Input for this task:

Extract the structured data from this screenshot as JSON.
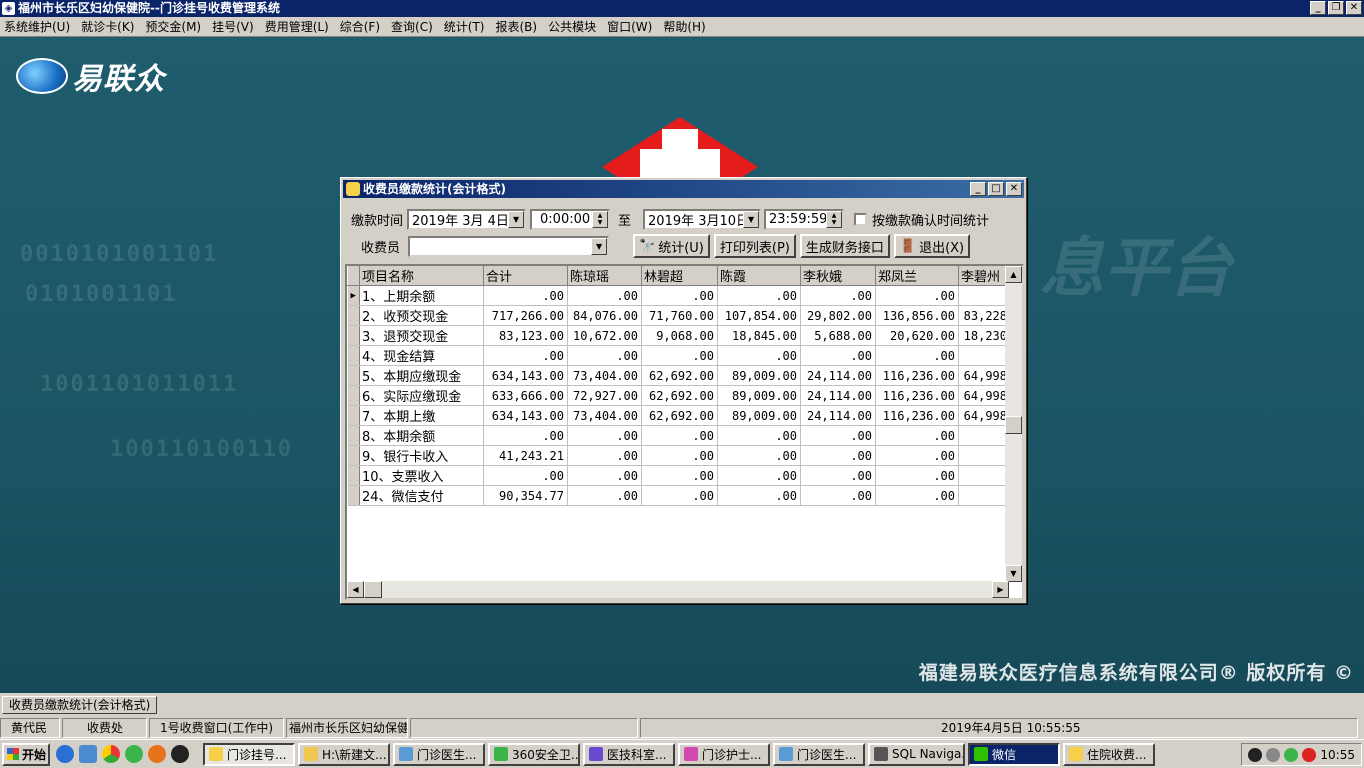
{
  "window": {
    "title": "福州市长乐区妇幼保健院--门诊挂号收费管理系统"
  },
  "menu": [
    "系统维护(U)",
    "就诊卡(K)",
    "预交金(M)",
    "挂号(V)",
    "费用管理(L)",
    "综合(F)",
    "查询(C)",
    "统计(T)",
    "报表(B)",
    "公共模块",
    "窗口(W)",
    "帮助(H)"
  ],
  "desktop": {
    "logo_text": "易联众",
    "copyright": "福建易联众医疗信息系统有限公司® 版权所有 ©"
  },
  "dialog": {
    "title": "收费员缴款统计(会计格式)",
    "pay_time_label": "缴款时间",
    "date_from": "2019年 3月 4日",
    "time_from": "0:00:00",
    "to_label": "至",
    "date_to": "2019年 3月10日",
    "time_to": "23:59:59",
    "checkbox_label": "按缴款确认时间统计",
    "cashier_label": "收费员",
    "cashier_value": "",
    "buttons": {
      "stat": "统计(U)",
      "print": "打印列表(P)",
      "gen": "生成财务接口",
      "exit": "退出(X)"
    },
    "columns": [
      "项目名称",
      "合计",
      "陈琼瑶",
      "林碧超",
      "陈霞",
      "李秋娥",
      "郑凤兰",
      "李碧州"
    ],
    "rows": [
      [
        "1、上期余额",
        ".00",
        ".00",
        ".00",
        ".00",
        ".00",
        ".00",
        ""
      ],
      [
        "2、收预交现金",
        "717,266.00",
        "84,076.00",
        "71,760.00",
        "107,854.00",
        "29,802.00",
        "136,856.00",
        "83,228"
      ],
      [
        "3、退预交现金",
        "83,123.00",
        "10,672.00",
        "9,068.00",
        "18,845.00",
        "5,688.00",
        "20,620.00",
        "18,230"
      ],
      [
        "4、现金结算",
        ".00",
        ".00",
        ".00",
        ".00",
        ".00",
        ".00",
        ""
      ],
      [
        "5、本期应缴现金",
        "634,143.00",
        "73,404.00",
        "62,692.00",
        "89,009.00",
        "24,114.00",
        "116,236.00",
        "64,998"
      ],
      [
        "6、实际应缴现金",
        "633,666.00",
        "72,927.00",
        "62,692.00",
        "89,009.00",
        "24,114.00",
        "116,236.00",
        "64,998"
      ],
      [
        "7、本期上缴",
        "634,143.00",
        "73,404.00",
        "62,692.00",
        "89,009.00",
        "24,114.00",
        "116,236.00",
        "64,998"
      ],
      [
        "8、本期余额",
        ".00",
        ".00",
        ".00",
        ".00",
        ".00",
        ".00",
        ""
      ],
      [
        "9、银行卡收入",
        "41,243.21",
        ".00",
        ".00",
        ".00",
        ".00",
        ".00",
        ""
      ],
      [
        "10、支票收入",
        ".00",
        ".00",
        ".00",
        ".00",
        ".00",
        ".00",
        ""
      ],
      [
        "24、微信支付",
        "90,354.77",
        ".00",
        ".00",
        ".00",
        ".00",
        ".00",
        ""
      ]
    ]
  },
  "status": {
    "tab": "收费员缴款统计(会计格式)",
    "cells": [
      "黄代民",
      "收费处",
      "1号收费窗口(工作中)",
      "福州市长乐区妇幼保健院",
      "",
      "2019年4月5日 10:55:55"
    ]
  },
  "taskbar": {
    "start": "开始",
    "tasks": [
      "门诊挂号...",
      "H:\\新建文...",
      "门诊医生...",
      "360安全卫...",
      "医技科室...",
      "门诊护士...",
      "门诊医生...",
      "SQL Naviga...",
      "微信",
      "住院收费..."
    ],
    "clock": "10:55"
  }
}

Given problem:
All the lines above are to be reproduced exactly, except the pictures.

The output:
Extract the structured data from this screenshot as JSON.
{
  "window": {
    "title": "福州市长乐区妇幼保健院--门诊挂号收费管理系统"
  },
  "menu": [
    "系统维护(U)",
    "就诊卡(K)",
    "预交金(M)",
    "挂号(V)",
    "费用管理(L)",
    "综合(F)",
    "查询(C)",
    "统计(T)",
    "报表(B)",
    "公共模块",
    "窗口(W)",
    "帮助(H)"
  ],
  "desktop": {
    "logo_text": "易联众",
    "copyright": "福建易联众医疗信息系统有限公司® 版权所有 ©"
  },
  "dialog": {
    "title": "收费员缴款统计(会计格式)",
    "pay_time_label": "缴款时间",
    "date_from": "2019年 3月 4日",
    "time_from": "0:00:00",
    "to_label": "至",
    "date_to": "2019年 3月10日",
    "time_to": "23:59:59",
    "checkbox_label": "按缴款确认时间统计",
    "cashier_label": "收费员",
    "cashier_value": "",
    "buttons": {
      "stat": "统计(U)",
      "print": "打印列表(P)",
      "gen": "生成财务接口",
      "exit": "退出(X)"
    },
    "columns": [
      "项目名称",
      "合计",
      "陈琼瑶",
      "林碧超",
      "陈霞",
      "李秋娥",
      "郑凤兰",
      "李碧州"
    ],
    "rows": [
      [
        "1、上期余额",
        ".00",
        ".00",
        ".00",
        ".00",
        ".00",
        ".00",
        ""
      ],
      [
        "2、收预交现金",
        "717,266.00",
        "84,076.00",
        "71,760.00",
        "107,854.00",
        "29,802.00",
        "136,856.00",
        "83,228"
      ],
      [
        "3、退预交现金",
        "83,123.00",
        "10,672.00",
        "9,068.00",
        "18,845.00",
        "5,688.00",
        "20,620.00",
        "18,230"
      ],
      [
        "4、现金结算",
        ".00",
        ".00",
        ".00",
        ".00",
        ".00",
        ".00",
        ""
      ],
      [
        "5、本期应缴现金",
        "634,143.00",
        "73,404.00",
        "62,692.00",
        "89,009.00",
        "24,114.00",
        "116,236.00",
        "64,998"
      ],
      [
        "6、实际应缴现金",
        "633,666.00",
        "72,927.00",
        "62,692.00",
        "89,009.00",
        "24,114.00",
        "116,236.00",
        "64,998"
      ],
      [
        "7、本期上缴",
        "634,143.00",
        "73,404.00",
        "62,692.00",
        "89,009.00",
        "24,114.00",
        "116,236.00",
        "64,998"
      ],
      [
        "8、本期余额",
        ".00",
        ".00",
        ".00",
        ".00",
        ".00",
        ".00",
        ""
      ],
      [
        "9、银行卡收入",
        "41,243.21",
        ".00",
        ".00",
        ".00",
        ".00",
        ".00",
        ""
      ],
      [
        "10、支票收入",
        ".00",
        ".00",
        ".00",
        ".00",
        ".00",
        ".00",
        ""
      ],
      [
        "24、微信支付",
        "90,354.77",
        ".00",
        ".00",
        ".00",
        ".00",
        ".00",
        ""
      ]
    ]
  },
  "status": {
    "tab": "收费员缴款统计(会计格式)",
    "cells": [
      "黄代民",
      "收费处",
      "1号收费窗口(工作中)",
      "福州市长乐区妇幼保健院",
      "",
      "2019年4月5日 10:55:55"
    ]
  },
  "taskbar": {
    "start": "开始",
    "tasks": [
      "门诊挂号...",
      "H:\\新建文...",
      "门诊医生...",
      "360安全卫...",
      "医技科室...",
      "门诊护士...",
      "门诊医生...",
      "SQL Naviga...",
      "微信",
      "住院收费..."
    ],
    "clock": "10:55"
  }
}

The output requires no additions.